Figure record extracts
####

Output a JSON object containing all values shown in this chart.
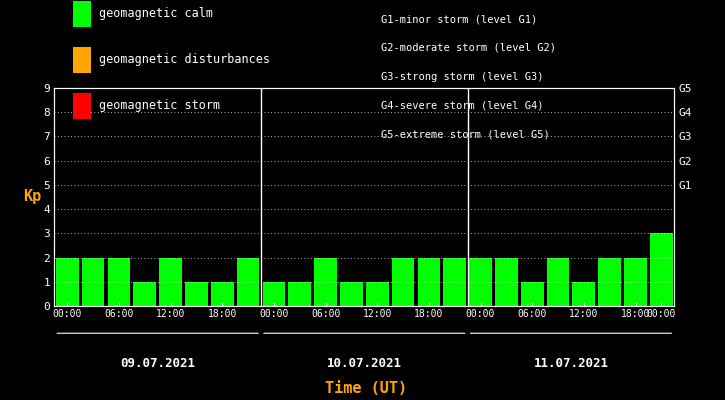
{
  "background_color": "#000000",
  "bar_color_calm": "#00ff00",
  "bar_color_disturbance": "#ffa500",
  "bar_color_storm": "#ff0000",
  "text_color": "#ffffff",
  "orange_color": "#ffa500",
  "days": [
    "09.07.2021",
    "10.07.2021",
    "11.07.2021"
  ],
  "kp_values": [
    2,
    2,
    2,
    1,
    2,
    1,
    1,
    2,
    1,
    1,
    2,
    1,
    1,
    2,
    2,
    2,
    2,
    2,
    1,
    2,
    1,
    2,
    2,
    3
  ],
  "ylim": [
    0,
    9
  ],
  "yticks": [
    0,
    1,
    2,
    3,
    4,
    5,
    6,
    7,
    8,
    9
  ],
  "g_labels": [
    "G1",
    "G2",
    "G3",
    "G4",
    "G5"
  ],
  "g_levels": [
    5,
    6,
    7,
    8,
    9
  ],
  "legend_items": [
    {
      "label": "geomagnetic calm",
      "color": "#00ff00"
    },
    {
      "label": "geomagnetic disturbances",
      "color": "#ffa500"
    },
    {
      "label": "geomagnetic storm",
      "color": "#ff0000"
    }
  ],
  "legend2_lines": [
    "G1-minor storm (level G1)",
    "G2-moderate storm (level G2)",
    "G3-strong storm (level G3)",
    "G4-severe storm (level G4)",
    "G5-extreme storm (level G5)"
  ],
  "ylabel": "Kp",
  "xlabel": "Time (UT)",
  "calm_max": 3,
  "disturbance_max": 4,
  "num_days": 3,
  "bars_per_day": 8,
  "xtick_labels": [
    "00:00",
    "06:00",
    "12:00",
    "18:00"
  ]
}
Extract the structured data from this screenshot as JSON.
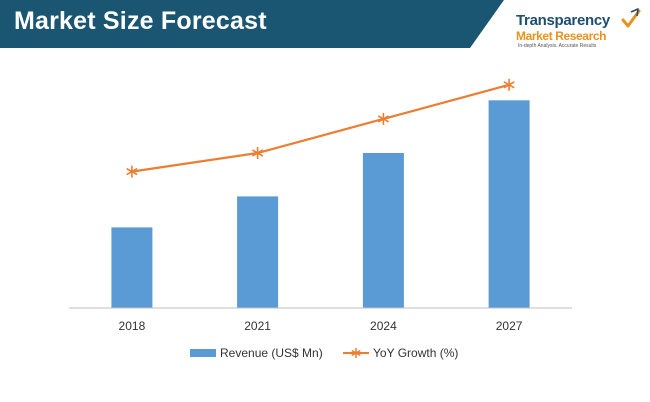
{
  "header": {
    "title": "Market Size Forecast"
  },
  "logo": {
    "line1": "Transparency",
    "line2": "Market Research",
    "line3": "In-depth Analysis. Accurate Results"
  },
  "colors": {
    "header_bg": "#1a5571",
    "bar": "#5b9bd5",
    "line": "#ed7d31",
    "axis": "#bfbfbf",
    "tick_text": "#333333",
    "logo_check": "#e8921e"
  },
  "chart_data": {
    "type": "bar",
    "categories": [
      "2018",
      "2021",
      "2024",
      "2027"
    ],
    "series": [
      {
        "name": "Revenue (US$ Mn)",
        "type": "bar",
        "values": [
          26,
          36,
          50,
          67
        ],
        "axis": "left"
      },
      {
        "name": "YoY Growth (%)",
        "type": "line",
        "marker": "asterisk",
        "values": [
          44,
          50,
          61,
          72
        ],
        "axis": "left"
      }
    ],
    "title": "",
    "xlabel": "",
    "ylabel": "",
    "ylim": [
      0,
      80
    ],
    "y_tick_labels_shown": false,
    "grid": false,
    "legend_position": "bottom"
  }
}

####

Write out each entry exactly as given, omitting any picture.

Response to this exercise ::
Output a JSON object containing all values shown in this chart.
{
  "background_color": "#000000",
  "bar_color_calm": "#00ff00",
  "bar_color_disturbance": "#ffa500",
  "bar_color_storm": "#ff0000",
  "text_color": "#ffffff",
  "orange_color": "#ffa500",
  "days": [
    "09.07.2021",
    "10.07.2021",
    "11.07.2021"
  ],
  "kp_values": [
    2,
    2,
    2,
    1,
    2,
    1,
    1,
    2,
    1,
    1,
    2,
    1,
    1,
    2,
    2,
    2,
    2,
    2,
    1,
    2,
    1,
    2,
    2,
    3
  ],
  "ylim": [
    0,
    9
  ],
  "yticks": [
    0,
    1,
    2,
    3,
    4,
    5,
    6,
    7,
    8,
    9
  ],
  "g_labels": [
    "G1",
    "G2",
    "G3",
    "G4",
    "G5"
  ],
  "g_levels": [
    5,
    6,
    7,
    8,
    9
  ],
  "legend_items": [
    {
      "label": "geomagnetic calm",
      "color": "#00ff00"
    },
    {
      "label": "geomagnetic disturbances",
      "color": "#ffa500"
    },
    {
      "label": "geomagnetic storm",
      "color": "#ff0000"
    }
  ],
  "legend2_lines": [
    "G1-minor storm (level G1)",
    "G2-moderate storm (level G2)",
    "G3-strong storm (level G3)",
    "G4-severe storm (level G4)",
    "G5-extreme storm (level G5)"
  ],
  "ylabel": "Kp",
  "xlabel": "Time (UT)",
  "calm_max": 3,
  "disturbance_max": 4,
  "num_days": 3,
  "bars_per_day": 8,
  "xtick_labels": [
    "00:00",
    "06:00",
    "12:00",
    "18:00"
  ]
}
Extract the structured data from this screenshot as JSON.
{
  "header": {
    "title": "Market Size Forecast"
  },
  "logo": {
    "line1": "Transparency",
    "line2": "Market Research",
    "line3": "In-depth Analysis. Accurate Results"
  },
  "colors": {
    "header_bg": "#1a5571",
    "bar": "#5b9bd5",
    "line": "#ed7d31",
    "axis": "#bfbfbf",
    "tick_text": "#333333",
    "logo_check": "#e8921e"
  },
  "chart_data": {
    "type": "bar",
    "categories": [
      "2018",
      "2021",
      "2024",
      "2027"
    ],
    "series": [
      {
        "name": "Revenue (US$ Mn)",
        "type": "bar",
        "values": [
          26,
          36,
          50,
          67
        ],
        "axis": "left"
      },
      {
        "name": "YoY Growth (%)",
        "type": "line",
        "marker": "asterisk",
        "values": [
          44,
          50,
          61,
          72
        ],
        "axis": "left"
      }
    ],
    "title": "",
    "xlabel": "",
    "ylabel": "",
    "ylim": [
      0,
      80
    ],
    "y_tick_labels_shown": false,
    "grid": false,
    "legend_position": "bottom"
  }
}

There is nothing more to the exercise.